### [Problem requirements]
Show every line in the records below that contains the word "type".

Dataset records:
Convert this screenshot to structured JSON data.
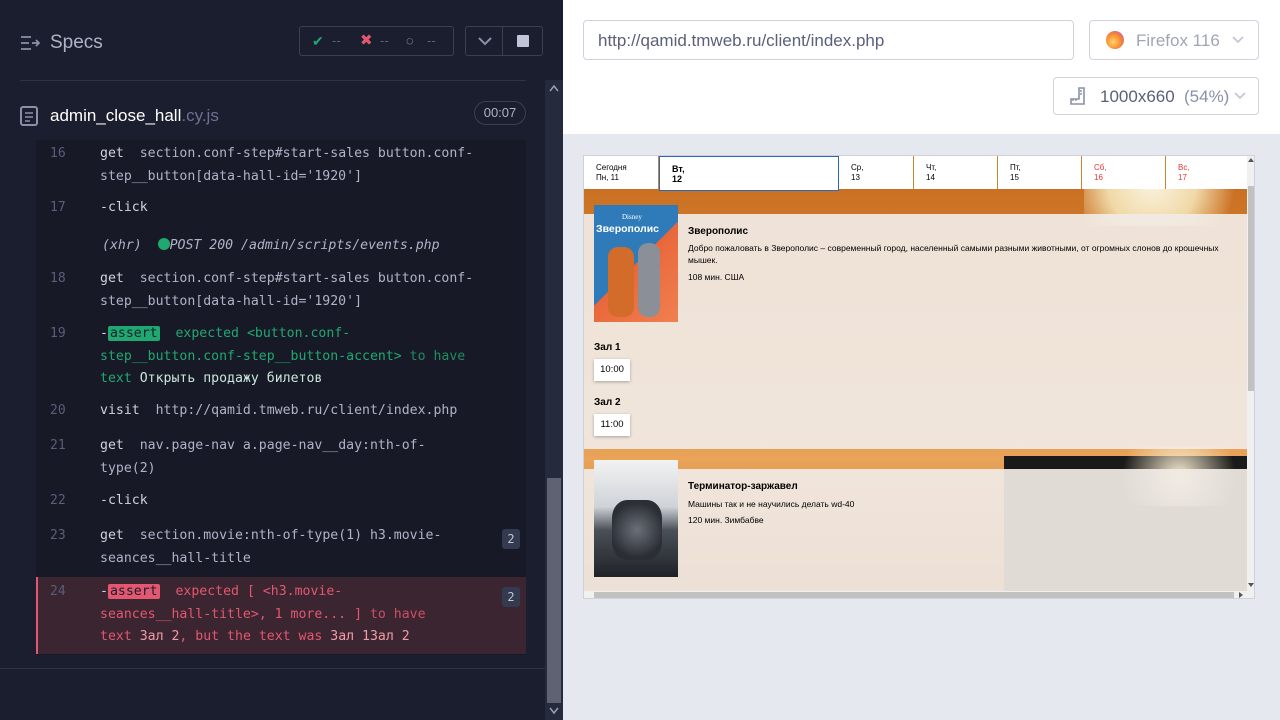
{
  "reporter": {
    "specs_label": "Specs",
    "stats": {
      "passed": "--",
      "failed": "--",
      "pending": "--"
    },
    "spec_file": {
      "name": "admin_close_hall",
      "ext": ".cy.js",
      "duration": "00:07"
    },
    "commands": [
      {
        "num": "16",
        "name": "get",
        "arg1": "section.conf-step#start-sales button.conf-",
        "arg2": "step__button[data-hall-id='1920']"
      },
      {
        "num": "17",
        "name": "-click"
      },
      {
        "xhr_label": "(xhr)",
        "xhr_text": "POST 200 /admin/scripts/events.php"
      },
      {
        "num": "18",
        "name": "get",
        "arg1": "section.conf-step#start-sales button.conf-",
        "arg2": "step__button[data-hall-id='1920']"
      },
      {
        "num": "19",
        "assert_label": "assert",
        "l1": "expected <button.conf-",
        "l2a": "step__button.conf-step__button-accent>",
        "l2b": "to have",
        "l3a": "text",
        "l3b": "Открыть продажу билетов"
      },
      {
        "num": "20",
        "name": "visit",
        "arg1": "http://qamid.tmweb.ru/client/index.php"
      },
      {
        "num": "21",
        "name": "get",
        "arg1": "nav.page-nav a.page-nav__day:nth-of-",
        "arg2": "type(2)"
      },
      {
        "num": "22",
        "name": "-click"
      },
      {
        "num": "23",
        "name": "get",
        "arg1": "section.movie:nth-of-type(1) h3.movie-",
        "arg2": "seances__hall-title",
        "badge": "2"
      },
      {
        "num": "24",
        "assert_label": "assert",
        "l1": "expected [ <h3.movie-",
        "l2a": "seances__hall-title>, 1 more... ]",
        "l2b": "to have",
        "l3a": "text",
        "l3b": "Зал 2",
        "l3c": ", but the text was",
        "l3d": "Зал 1Зал 2",
        "badge": "2"
      }
    ]
  },
  "browser": {
    "url": "http://qamid.tmweb.ru/client/index.php",
    "name": "Firefox 116",
    "viewport": "1000x660",
    "zoom": "(54%)"
  },
  "app": {
    "days": [
      {
        "l1": "Сегодня",
        "l2": "Пн, 11"
      },
      {
        "l1": "Вт,",
        "l2": "12"
      },
      {
        "l1": "Ср,",
        "l2": "13"
      },
      {
        "l1": "Чт,",
        "l2": "14"
      },
      {
        "l1": "Пт,",
        "l2": "15"
      },
      {
        "l1": "Сб,",
        "l2": "16"
      },
      {
        "l1": "Вс,",
        "l2": "17"
      }
    ],
    "movies": [
      {
        "title": "Зверополис",
        "desc": "Добро пожаловать в Зверополис – современный город, населенный самыми разными животными, от огромных слонов до крошечных мышек.",
        "meta": "108 мин. США",
        "poster_text": "Зверополис",
        "poster_brand": "Disney",
        "halls": [
          {
            "name": "Зал 1",
            "time": "10:00"
          },
          {
            "name": "Зал 2",
            "time": "11:00"
          }
        ]
      },
      {
        "title": "Терминатор-заржавел",
        "desc": "Машины так и не научились делать wd-40",
        "meta": "120 мин. Зимбабве"
      }
    ]
  }
}
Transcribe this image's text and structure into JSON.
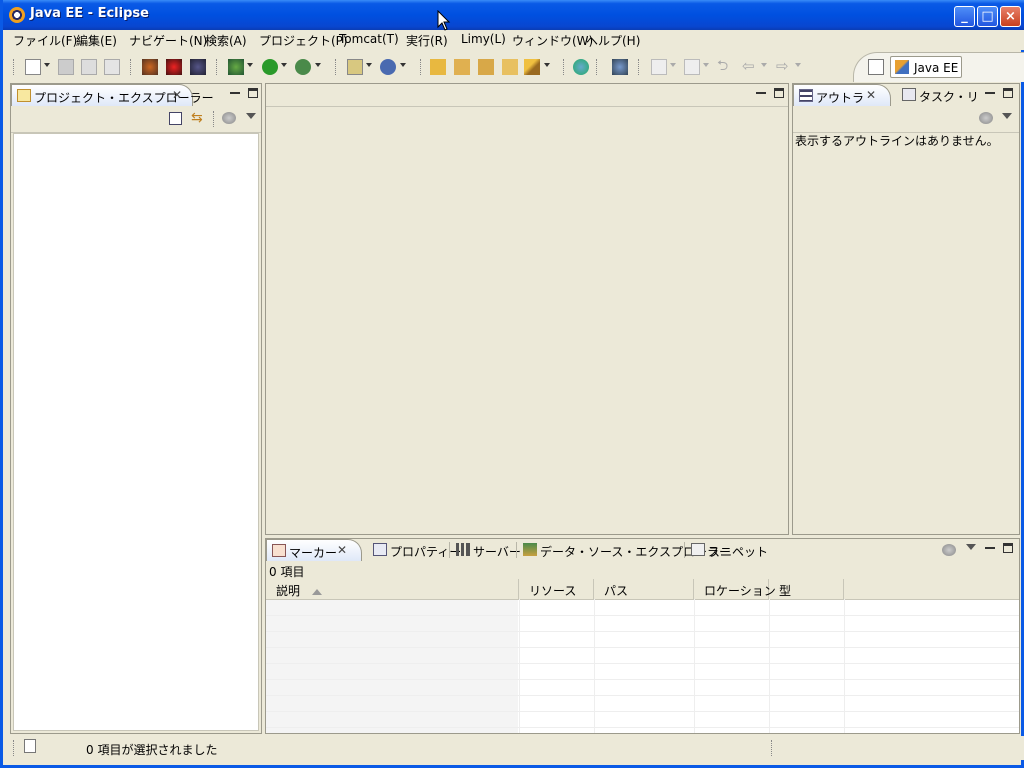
{
  "window": {
    "title": "Java EE - Eclipse",
    "minimize_label": "_",
    "maximize_label": "□",
    "close_label": "×"
  },
  "menu": [
    {
      "label": "ファイル(F)"
    },
    {
      "label": "編集(E)"
    },
    {
      "label": "ナビゲート(N)"
    },
    {
      "label": "検索(A)"
    },
    {
      "label": "プロジェクト(P)"
    },
    {
      "label": "Tomcat(T)"
    },
    {
      "label": "実行(R)"
    },
    {
      "label": "Limy(L)"
    },
    {
      "label": "ウィンドウ(W)"
    },
    {
      "label": "ヘルプ(H)"
    }
  ],
  "toolbar": {
    "icons": [
      "new-icon",
      "save-icon",
      "save-all-icon",
      "print-icon",
      "bug-tool-icon",
      "bug-remove-icon",
      "bug-refresh-icon",
      "debug-icon",
      "run-icon",
      "external-tools-icon",
      "new-server-icon",
      "new-service-icon",
      "open-folder-icon",
      "open-type-icon",
      "open-resource-icon",
      "open-task-icon",
      "pen-icon",
      "globe-icon",
      "search-icon",
      "next-annotation-icon",
      "prev-annotation-icon",
      "last-edit-icon",
      "back-icon",
      "forward-icon"
    ]
  },
  "perspective": {
    "open_icon": "open-perspective-icon",
    "label": "Java EE"
  },
  "project_explorer": {
    "tab_label": "プロジェクト・エクスプローラー",
    "close": "✕"
  },
  "outline": {
    "tab_label": "アウトラ",
    "close": "✕",
    "second_tab_label": "タスク・リ",
    "message": "表示するアウトラインはありません。"
  },
  "bottom": {
    "tabs": [
      {
        "label": "マーカー",
        "active": true
      },
      {
        "label": "プロパティー"
      },
      {
        "label": "サーバー"
      },
      {
        "label": "データ・ソース・エクスプローラー"
      },
      {
        "label": "スニペット"
      }
    ],
    "close": "✕",
    "count": "0 項目",
    "columns": [
      "説明",
      "リソース",
      "パス",
      "ロケーション",
      "型"
    ]
  },
  "status": {
    "text": "0 項目が選択されました"
  },
  "colors": {
    "titlebar": "#0050e0",
    "chrome": "#ece9d8",
    "active_tab": "#dfe8f8"
  }
}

### [Written answer]
        "arg2": "type(2)"
        "arg1": "section.movie:nth-of-type(1) h3.movie-",
      "open-type-icon",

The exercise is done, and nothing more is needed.